WORK REQUIRED: Transcribe every line exactly and omit anything that is a picture.

RECORD EXTRACTS:
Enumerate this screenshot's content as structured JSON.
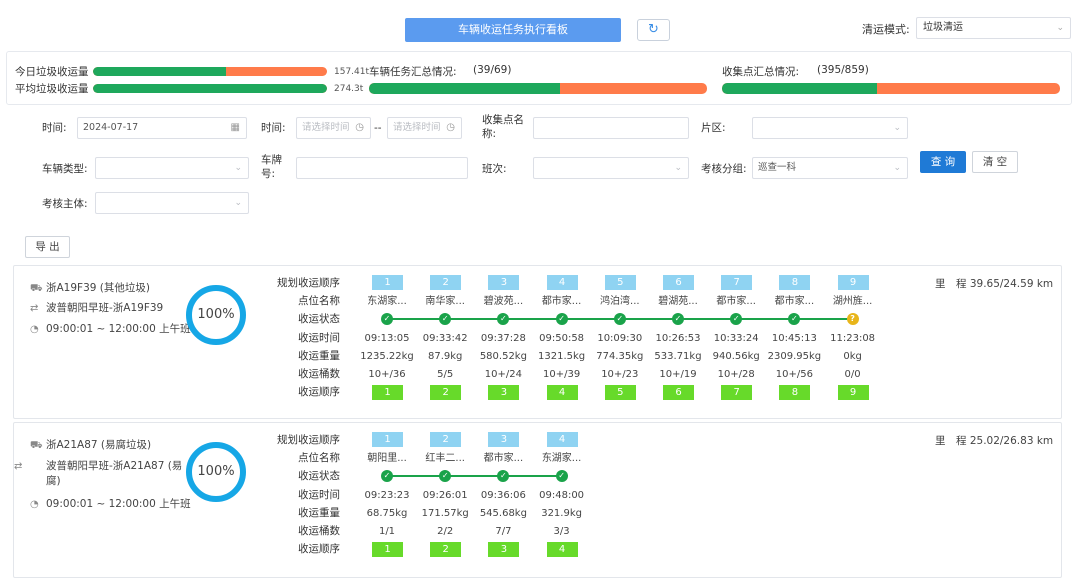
{
  "header": {
    "title_button": "车辆收运任务执行看板",
    "mode_label": "清运模式:",
    "mode_value": "垃圾清运"
  },
  "summary": {
    "today_label": "今日垃圾收运量",
    "today_value": "157.41t",
    "today_fraction": 0.57,
    "avg_label": "平均垃圾收运量",
    "avg_value": "274.3t",
    "avg_fraction": 1.0,
    "task_label": "车辆任务汇总情况:",
    "task_value": "(39/69)",
    "task_fraction": 0.565,
    "point_label": "收集点汇总情况:",
    "point_value": "(395/859)",
    "point_fraction": 0.46,
    "colors": {
      "done": "#1ea85c",
      "remaining": "#ff7b4a"
    }
  },
  "filters": {
    "date_label": "时间:",
    "date_value": "2024-07-17",
    "time_label": "时间:",
    "time_start_placeholder": "请选择时间",
    "time_sep": "--",
    "time_end_placeholder": "请选择时间",
    "point_name_label": "收集点名称:",
    "area_label": "片区:",
    "vehicle_type_label": "车辆类型:",
    "plate_label": "车牌号:",
    "shift_label": "班次:",
    "group_label": "考核分组:",
    "group_value": "巡查一科",
    "subject_label": "考核主体:",
    "query_button": "查 询",
    "clear_button": "清 空",
    "export_button": "导 出"
  },
  "row_labels": [
    "规划收运顺序",
    "点位名称",
    "收运状态",
    "收运时间",
    "收运重量",
    "收运桶数",
    "收运顺序"
  ],
  "vehicles": [
    {
      "plate": "浙A19F39 (其他垃圾)",
      "route": "波普朝阳早班-浙A19F39",
      "shift_time": "09:00:01 ~ 12:00:00 上午班",
      "progress": "100%",
      "mileage": "里　程 39.65/24.59 km",
      "points": [
        {
          "seq": "1",
          "name": "东湖家...",
          "status": "done",
          "time": "09:13:05",
          "weight": "1235.22kg",
          "bins": "10+/36",
          "order": "1"
        },
        {
          "seq": "2",
          "name": "南华家...",
          "status": "done",
          "time": "09:33:42",
          "weight": "87.9kg",
          "bins": "5/5",
          "order": "2"
        },
        {
          "seq": "3",
          "name": "碧波苑...",
          "status": "done",
          "time": "09:37:28",
          "weight": "580.52kg",
          "bins": "10+/24",
          "order": "3"
        },
        {
          "seq": "4",
          "name": "都市家...",
          "status": "done",
          "time": "09:50:58",
          "weight": "1321.5kg",
          "bins": "10+/39",
          "order": "4"
        },
        {
          "seq": "5",
          "name": "鸿泊湾...",
          "status": "done",
          "time": "10:09:30",
          "weight": "774.35kg",
          "bins": "10+/23",
          "order": "5"
        },
        {
          "seq": "6",
          "name": "碧湖苑...",
          "status": "done",
          "time": "10:26:53",
          "weight": "533.71kg",
          "bins": "10+/19",
          "order": "6"
        },
        {
          "seq": "7",
          "name": "都市家...",
          "status": "done",
          "time": "10:33:24",
          "weight": "940.56kg",
          "bins": "10+/28",
          "order": "7"
        },
        {
          "seq": "8",
          "name": "都市家...",
          "status": "done",
          "time": "10:45:13",
          "weight": "2309.95kg",
          "bins": "10+/56",
          "order": "8"
        },
        {
          "seq": "9",
          "name": "湖州旌...",
          "status": "unknown",
          "time": "11:23:08",
          "weight": "0kg",
          "bins": "0/0",
          "order": "9"
        }
      ]
    },
    {
      "plate": "浙A21A87 (易腐垃圾)",
      "route": "波普朝阳早班-浙A21A87 (易腐)",
      "shift_time": "09:00:01 ~ 12:00:00 上午班",
      "progress": "100%",
      "mileage": "里　程 25.02/26.83 km",
      "points": [
        {
          "seq": "1",
          "name": "朝阳里...",
          "status": "done",
          "time": "09:23:23",
          "weight": "68.75kg",
          "bins": "1/1",
          "order": "1"
        },
        {
          "seq": "2",
          "name": "红丰二...",
          "status": "done",
          "time": "09:26:01",
          "weight": "171.57kg",
          "bins": "2/2",
          "order": "2"
        },
        {
          "seq": "3",
          "name": "都市家...",
          "status": "done",
          "time": "09:36:06",
          "weight": "545.68kg",
          "bins": "7/7",
          "order": "3"
        },
        {
          "seq": "4",
          "name": "东湖家...",
          "status": "done",
          "time": "09:48:00",
          "weight": "321.9kg",
          "bins": "3/3",
          "order": "4"
        }
      ]
    }
  ]
}
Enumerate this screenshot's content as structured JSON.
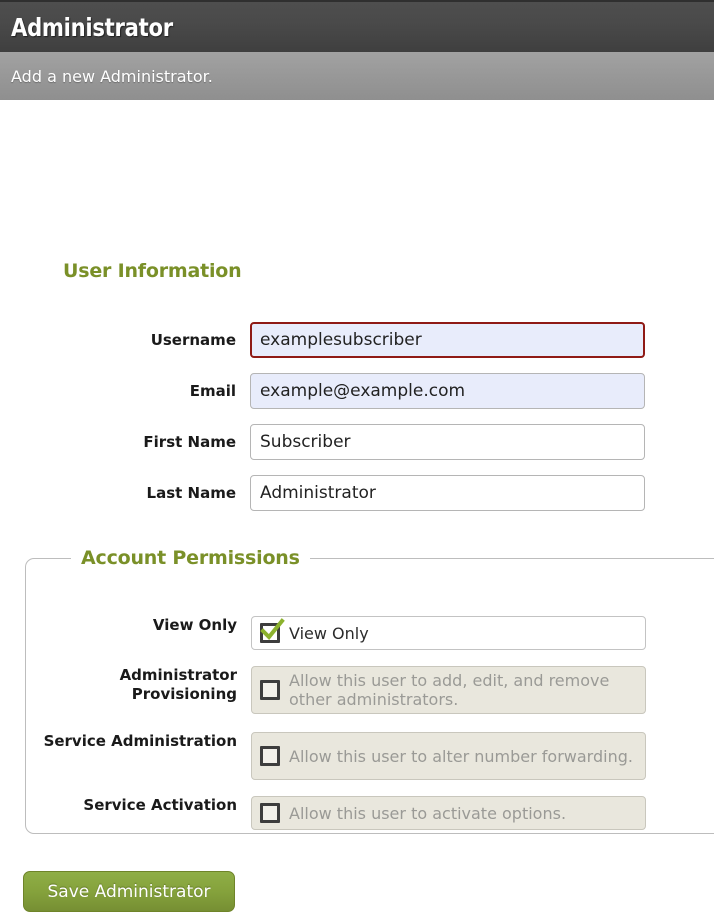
{
  "header": {
    "title": "Administrator",
    "subtitle": "Add a new Administrator."
  },
  "user_information": {
    "section_title": "User Information",
    "fields": [
      {
        "label": "Username",
        "value": "examplesubscriber",
        "state": "error"
      },
      {
        "label": "Email",
        "value": "example@example.com",
        "state": "highlight"
      },
      {
        "label": "First Name",
        "value": "Subscriber",
        "state": "normal"
      },
      {
        "label": "Last Name",
        "value": "Administrator",
        "state": "normal"
      }
    ]
  },
  "account_permissions": {
    "legend": "Account Permissions",
    "rows": [
      {
        "label": "View Only",
        "text": "View Only",
        "checked": true,
        "disabled": false
      },
      {
        "label": "Administrator Provisioning",
        "label_line1": "Administrator",
        "label_line2": "Provisioning",
        "text": "Allow this user to add, edit, and remove other administrators.",
        "checked": false,
        "disabled": true
      },
      {
        "label": "Service Administration",
        "text": "Allow this user to alter number forwarding.",
        "checked": false,
        "disabled": true
      },
      {
        "label": "Service Activation",
        "text": "Allow this user to activate options.",
        "checked": false,
        "disabled": true
      }
    ]
  },
  "actions": {
    "save_label": "Save Administrator"
  },
  "colors": {
    "accent_green": "#7a9028",
    "button_green": "#85a23c",
    "error_border": "#8f1a15",
    "highlight_bg": "#e8ecfb",
    "disabled_bg": "#e9e7dd"
  }
}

FULL ANSWER:
Enumerate this screenshot's content as structured JSON.
{
  "header": {
    "title_button": "车辆收运任务执行看板",
    "mode_label": "清运模式:",
    "mode_value": "垃圾清运"
  },
  "summary": {
    "today_label": "今日垃圾收运量",
    "today_value": "157.41t",
    "today_fraction": 0.57,
    "avg_label": "平均垃圾收运量",
    "avg_value": "274.3t",
    "avg_fraction": 1.0,
    "task_label": "车辆任务汇总情况:",
    "task_value": "(39/69)",
    "task_fraction": 0.565,
    "point_label": "收集点汇总情况:",
    "point_value": "(395/859)",
    "point_fraction": 0.46,
    "colors": {
      "done": "#1ea85c",
      "remaining": "#ff7b4a"
    }
  },
  "filters": {
    "date_label": "时间:",
    "date_value": "2024-07-17",
    "time_label": "时间:",
    "time_start_placeholder": "请选择时间",
    "time_sep": "--",
    "time_end_placeholder": "请选择时间",
    "point_name_label": "收集点名称:",
    "area_label": "片区:",
    "vehicle_type_label": "车辆类型:",
    "plate_label": "车牌号:",
    "shift_label": "班次:",
    "group_label": "考核分组:",
    "group_value": "巡查一科",
    "subject_label": "考核主体:",
    "query_button": "查 询",
    "clear_button": "清 空",
    "export_button": "导 出"
  },
  "row_labels": [
    "规划收运顺序",
    "点位名称",
    "收运状态",
    "收运时间",
    "收运重量",
    "收运桶数",
    "收运顺序"
  ],
  "vehicles": [
    {
      "plate": "浙A19F39 (其他垃圾)",
      "route": "波普朝阳早班-浙A19F39",
      "shift_time": "09:00:01 ~ 12:00:00 上午班",
      "progress": "100%",
      "mileage": "里　程 39.65/24.59 km",
      "points": [
        {
          "seq": "1",
          "name": "东湖家...",
          "status": "done",
          "time": "09:13:05",
          "weight": "1235.22kg",
          "bins": "10+/36",
          "order": "1"
        },
        {
          "seq": "2",
          "name": "南华家...",
          "status": "done",
          "time": "09:33:42",
          "weight": "87.9kg",
          "bins": "5/5",
          "order": "2"
        },
        {
          "seq": "3",
          "name": "碧波苑...",
          "status": "done",
          "time": "09:37:28",
          "weight": "580.52kg",
          "bins": "10+/24",
          "order": "3"
        },
        {
          "seq": "4",
          "name": "都市家...",
          "status": "done",
          "time": "09:50:58",
          "weight": "1321.5kg",
          "bins": "10+/39",
          "order": "4"
        },
        {
          "seq": "5",
          "name": "鸿泊湾...",
          "status": "done",
          "time": "10:09:30",
          "weight": "774.35kg",
          "bins": "10+/23",
          "order": "5"
        },
        {
          "seq": "6",
          "name": "碧湖苑...",
          "status": "done",
          "time": "10:26:53",
          "weight": "533.71kg",
          "bins": "10+/19",
          "order": "6"
        },
        {
          "seq": "7",
          "name": "都市家...",
          "status": "done",
          "time": "10:33:24",
          "weight": "940.56kg",
          "bins": "10+/28",
          "order": "7"
        },
        {
          "seq": "8",
          "name": "都市家...",
          "status": "done",
          "time": "10:45:13",
          "weight": "2309.95kg",
          "bins": "10+/56",
          "order": "8"
        },
        {
          "seq": "9",
          "name": "湖州旌...",
          "status": "unknown",
          "time": "11:23:08",
          "weight": "0kg",
          "bins": "0/0",
          "order": "9"
        }
      ]
    },
    {
      "plate": "浙A21A87 (易腐垃圾)",
      "route": "波普朝阳早班-浙A21A87 (易腐)",
      "shift_time": "09:00:01 ~ 12:00:00 上午班",
      "progress": "100%",
      "mileage": "里　程 25.02/26.83 km",
      "points": [
        {
          "seq": "1",
          "name": "朝阳里...",
          "status": "done",
          "time": "09:23:23",
          "weight": "68.75kg",
          "bins": "1/1",
          "order": "1"
        },
        {
          "seq": "2",
          "name": "红丰二...",
          "status": "done",
          "time": "09:26:01",
          "weight": "171.57kg",
          "bins": "2/2",
          "order": "2"
        },
        {
          "seq": "3",
          "name": "都市家...",
          "status": "done",
          "time": "09:36:06",
          "weight": "545.68kg",
          "bins": "7/7",
          "order": "3"
        },
        {
          "seq": "4",
          "name": "东湖家...",
          "status": "done",
          "time": "09:48:00",
          "weight": "321.9kg",
          "bins": "3/3",
          "order": "4"
        }
      ]
    }
  ]
}
Enumerate this screenshot's content as structured JSON.
{
  "header": {
    "title": "Administrator",
    "subtitle": "Add a new Administrator."
  },
  "user_information": {
    "section_title": "User Information",
    "fields": [
      {
        "label": "Username",
        "value": "examplesubscriber",
        "state": "error"
      },
      {
        "label": "Email",
        "value": "example@example.com",
        "state": "highlight"
      },
      {
        "label": "First Name",
        "value": "Subscriber",
        "state": "normal"
      },
      {
        "label": "Last Name",
        "value": "Administrator",
        "state": "normal"
      }
    ]
  },
  "account_permissions": {
    "legend": "Account Permissions",
    "rows": [
      {
        "label": "View Only",
        "text": "View Only",
        "checked": true,
        "disabled": false
      },
      {
        "label": "Administrator Provisioning",
        "label_line1": "Administrator",
        "label_line2": "Provisioning",
        "text": "Allow this user to add, edit, and remove other administrators.",
        "checked": false,
        "disabled": true
      },
      {
        "label": "Service Administration",
        "text": "Allow this user to alter number forwarding.",
        "checked": false,
        "disabled": true
      },
      {
        "label": "Service Activation",
        "text": "Allow this user to activate options.",
        "checked": false,
        "disabled": true
      }
    ]
  },
  "actions": {
    "save_label": "Save Administrator"
  },
  "colors": {
    "accent_green": "#7a9028",
    "button_green": "#85a23c",
    "error_border": "#8f1a15",
    "highlight_bg": "#e8ecfb",
    "disabled_bg": "#e9e7dd"
  }
}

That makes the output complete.